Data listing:
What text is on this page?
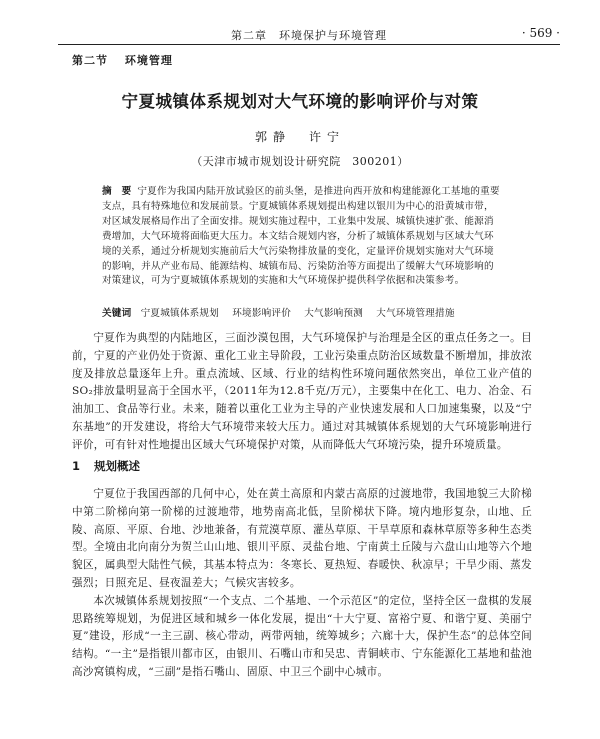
第二章　环境保护与环境管理	· 569 ·
第二节 环境管理
宁夏城镇体系规划对大气环境的影响评价与对策
郭静　许宁
（天津市城市规划设计研究院　300201）
摘　要 宁夏作为我国内陆开放试验区的前头堡，是推进向西开放和构建能源化工基地的重要支点，具有特殊地位和发展前景。宁夏城镇体系规划提出构建以银川为中心的沿黄城市带，对区域发展格局作出了全面安排。规划实施过程中，工业集中发展、城镇快速扩张、能源消费增加，大气环境将面临更大压力。本文结合规划内容，分析了城镇体系规划与区域大气环境的关系，通过分析规划实施前后大气污染物排放量的变化，定量评价规划实施对大气环境的影响，并从产业布局、能源结构、城镇布局、污染防治等方面提出了缓解大气环境影响的对策建议，可为宁夏城镇体系规划的实施和大气环境保护提供科学依据和决策参考。
关键词 宁夏城镇体系规划 环境影响评价 大气影响预测 大气环境管理措施
宁夏作为典型的内陆地区，三面沙漠包围，大气环境保护与治理是全区的重点任务之一。目前，宁夏的产业仍处于资源、重化工业主导阶段，工业污染重点防治区域数量不断增加，排放浓度及排放总量逐年上升。重点流域、区域、行业的结构性环境问题依然突出，单位工业产值的SO₂排放量明显高于全国水平，（2011年为12.8千克/万元），主要集中在化工、电力、冶金、石油加工、食品等行业。未来，随着以重化工业为主导的产业快速发展和人口加速集聚，以及“宁东基地”的开发建设，将给大气环境带来较大压力。通过对其城镇体系规划的大气环境影响进行评价，可有针对性地提出区域大气环境保护对策，从而降低大气环境污染，提升环境质量。
1 规划概述

宁夏位于我国西部的几何中心，处在黄土高原和内蒙古高原的过渡地带，我国地貌三大阶梯中第二阶梯向第一阶梯的过渡地带，地势南高北低，呈阶梯状下降。境内地形复杂，山地、丘陵、高原、平原、台地、沙地兼备，有荒漠草原、灌丛草原、干旱草原和森林草原等多种生态类型。全境由北向南分为贺兰山山地、银川平原、灵盐台地、宁南黄土丘陵与六盘山山地等六个地貌区，属典型大陆性气候，其基本特点为：冬寒长、夏热短、春暖快、秋凉早；干旱少雨、蒸发强烈；日照充足、昼夜温差大；气候灾害较多。

本次城镇体系规划按照“一个支点、二个基地、一个示范区”的定位，坚持全区一盘棋的发展思路统筹规划，为促进区域和城乡一体化发展，提出“十大宁夏、富裕宁夏、和谐宁夏、美丽宁夏”建设，形成“一主三副、核心带动，两带两轴，统筹城乡；六廊十大，保护生态”的总体空间结构。“一主”是指银川都市区，由银川、石嘴山市和吴忠、青铜峡市、宁东能源化工基地和盐池高沙窝镇构成，“三副”是指石嘴山、固原、中卫三个副中心城市。
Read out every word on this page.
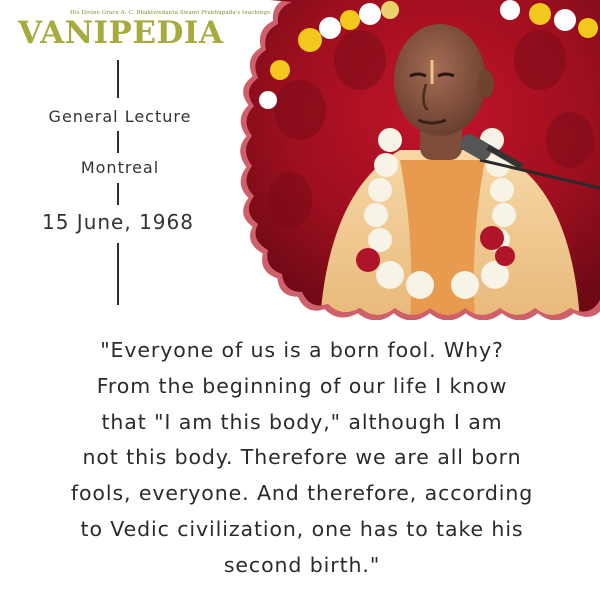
His Divine Grace A. C. Bhaktivedanta Swami Prabhupada's teachings
VANIPEDIA
General Lecture
Montreal
15 June, 1968
"Everyone of us is a born fool. Why?
From the beginning of our life I know
that "I am this body," although I am
not this body. Therefore we are all born
fools, everyone. And therefore, according
to Vedic civilization, one has to take his
second birth."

- **WHAT YOU HAVE TO DO**:
Identify the lines above with the word "page". Copy them.

- **COMPLETE OUTPUT**:
What text is on this page?
Read out every word on this page.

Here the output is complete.